Output every record word for word.

■ ■ ■ ■

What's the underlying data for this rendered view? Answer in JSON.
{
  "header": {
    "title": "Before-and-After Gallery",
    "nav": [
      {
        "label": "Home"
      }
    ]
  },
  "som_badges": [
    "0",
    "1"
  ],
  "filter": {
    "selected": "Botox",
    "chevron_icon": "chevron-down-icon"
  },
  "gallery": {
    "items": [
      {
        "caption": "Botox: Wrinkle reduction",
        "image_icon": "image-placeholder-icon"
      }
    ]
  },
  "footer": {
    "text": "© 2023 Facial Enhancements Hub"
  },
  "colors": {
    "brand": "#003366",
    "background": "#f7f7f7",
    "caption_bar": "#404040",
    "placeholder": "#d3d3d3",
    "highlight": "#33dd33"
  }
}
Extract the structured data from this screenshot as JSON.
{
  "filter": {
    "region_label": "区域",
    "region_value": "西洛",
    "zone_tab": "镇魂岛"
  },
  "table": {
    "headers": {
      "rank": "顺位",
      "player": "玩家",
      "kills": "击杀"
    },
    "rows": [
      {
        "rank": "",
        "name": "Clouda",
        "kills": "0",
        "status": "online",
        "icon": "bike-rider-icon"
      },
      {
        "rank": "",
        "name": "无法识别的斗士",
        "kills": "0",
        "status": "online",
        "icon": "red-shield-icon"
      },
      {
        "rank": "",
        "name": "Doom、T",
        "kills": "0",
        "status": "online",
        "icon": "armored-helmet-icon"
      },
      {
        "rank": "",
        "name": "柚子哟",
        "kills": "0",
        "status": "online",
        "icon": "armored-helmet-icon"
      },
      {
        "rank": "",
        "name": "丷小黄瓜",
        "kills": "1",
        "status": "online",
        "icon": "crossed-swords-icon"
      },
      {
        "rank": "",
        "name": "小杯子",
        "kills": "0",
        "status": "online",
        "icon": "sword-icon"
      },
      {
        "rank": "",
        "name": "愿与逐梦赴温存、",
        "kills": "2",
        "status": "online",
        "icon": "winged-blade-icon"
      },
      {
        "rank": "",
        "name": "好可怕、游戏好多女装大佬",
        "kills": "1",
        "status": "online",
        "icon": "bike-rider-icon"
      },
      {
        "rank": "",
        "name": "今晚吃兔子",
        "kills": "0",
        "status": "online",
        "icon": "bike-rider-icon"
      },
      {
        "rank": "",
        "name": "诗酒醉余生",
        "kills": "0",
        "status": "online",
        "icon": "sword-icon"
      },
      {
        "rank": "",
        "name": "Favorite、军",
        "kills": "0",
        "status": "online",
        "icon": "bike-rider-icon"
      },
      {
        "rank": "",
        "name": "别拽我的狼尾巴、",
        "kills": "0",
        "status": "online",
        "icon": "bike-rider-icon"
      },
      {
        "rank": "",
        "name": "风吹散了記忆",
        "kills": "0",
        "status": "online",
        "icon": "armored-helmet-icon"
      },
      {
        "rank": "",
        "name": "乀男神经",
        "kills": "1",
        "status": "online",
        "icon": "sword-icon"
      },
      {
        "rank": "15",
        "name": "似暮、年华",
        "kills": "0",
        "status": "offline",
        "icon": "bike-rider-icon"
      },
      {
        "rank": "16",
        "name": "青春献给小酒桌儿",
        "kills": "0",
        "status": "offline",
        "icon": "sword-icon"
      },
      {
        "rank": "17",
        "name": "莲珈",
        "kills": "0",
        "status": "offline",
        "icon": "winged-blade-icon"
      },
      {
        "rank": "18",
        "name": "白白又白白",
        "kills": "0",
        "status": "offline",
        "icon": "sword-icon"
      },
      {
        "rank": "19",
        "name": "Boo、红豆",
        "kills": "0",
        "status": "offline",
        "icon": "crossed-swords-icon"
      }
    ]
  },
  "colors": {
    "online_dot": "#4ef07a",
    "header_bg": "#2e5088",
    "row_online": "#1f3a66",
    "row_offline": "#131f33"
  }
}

■ ■ ■ ■

■ **Solution to this task**
What's the underlying data for this rendered view? Answer in JSON.
{
  "header": {
    "title": "Before-and-After Gallery",
    "nav": [
      {
        "label": "Home"
      }
    ]
  },
  "som_badges": [
    "0",
    "1"
  ],
  "filter": {
    "selected": "Botox",
    "chevron_icon": "chevron-down-icon"
  },
  "gallery": {
    "items": [
      {
        "caption": "Botox: Wrinkle reduction",
        "image_icon": "image-placeholder-icon"
      }
    ]
  },
  "footer": {
    "text": "© 2023 Facial Enhancements Hub"
  },
  "colors": {
    "brand": "#003366",
    "background": "#f7f7f7",
    "caption_bar": "#404040",
    "placeholder": "#d3d3d3",
    "highlight": "#33dd33"
  }
}
Extract the structured data from this screenshot as JSON.
{
  "filter": {
    "region_label": "区域",
    "region_value": "西洛",
    "zone_tab": "镇魂岛"
  },
  "table": {
    "headers": {
      "rank": "顺位",
      "player": "玩家",
      "kills": "击杀"
    },
    "rows": [
      {
        "rank": "",
        "name": "Clouda",
        "kills": "0",
        "status": "online",
        "icon": "bike-rider-icon"
      },
      {
        "rank": "",
        "name": "无法识别的斗士",
        "kills": "0",
        "status": "online",
        "icon": "red-shield-icon"
      },
      {
        "rank": "",
        "name": "Doom、T",
        "kills": "0",
        "status": "online",
        "icon": "armored-helmet-icon"
      },
      {
        "rank": "",
        "name": "柚子哟",
        "kills": "0",
        "status": "online",
        "icon": "armored-helmet-icon"
      },
      {
        "rank": "",
        "name": "丷小黄瓜",
        "kills": "1",
        "status": "online",
        "icon": "crossed-swords-icon"
      },
      {
        "rank": "",
        "name": "小杯子",
        "kills": "0",
        "status": "online",
        "icon": "sword-icon"
      },
      {
        "rank": "",
        "name": "愿与逐梦赴温存、",
        "kills": "2",
        "status": "online",
        "icon": "winged-blade-icon"
      },
      {
        "rank": "",
        "name": "好可怕、游戏好多女装大佬",
        "kills": "1",
        "status": "online",
        "icon": "bike-rider-icon"
      },
      {
        "rank": "",
        "name": "今晚吃兔子",
        "kills": "0",
        "status": "online",
        "icon": "bike-rider-icon"
      },
      {
        "rank": "",
        "name": "诗酒醉余生",
        "kills": "0",
        "status": "online",
        "icon": "sword-icon"
      },
      {
        "rank": "",
        "name": "Favorite、军",
        "kills": "0",
        "status": "online",
        "icon": "bike-rider-icon"
      },
      {
        "rank": "",
        "name": "别拽我的狼尾巴、",
        "kills": "0",
        "status": "online",
        "icon": "bike-rider-icon"
      },
      {
        "rank": "",
        "name": "风吹散了記忆",
        "kills": "0",
        "status": "online",
        "icon": "armored-helmet-icon"
      },
      {
        "rank": "",
        "name": "乀男神经",
        "kills": "1",
        "status": "online",
        "icon": "sword-icon"
      },
      {
        "rank": "15",
        "name": "似暮、年华",
        "kills": "0",
        "status": "offline",
        "icon": "bike-rider-icon"
      },
      {
        "rank": "16",
        "name": "青春献给小酒桌儿",
        "kills": "0",
        "status": "offline",
        "icon": "sword-icon"
      },
      {
        "rank": "17",
        "name": "莲珈",
        "kills": "0",
        "status": "offline",
        "icon": "winged-blade-icon"
      },
      {
        "rank": "18",
        "name": "白白又白白",
        "kills": "0",
        "status": "offline",
        "icon": "sword-icon"
      },
      {
        "rank": "19",
        "name": "Boo、红豆",
        "kills": "0",
        "status": "offline",
        "icon": "crossed-swords-icon"
      }
    ]
  },
  "colors": {
    "online_dot": "#4ef07a",
    "header_bg": "#2e5088",
    "row_online": "#1f3a66",
    "row_offline": "#131f33"
  }
}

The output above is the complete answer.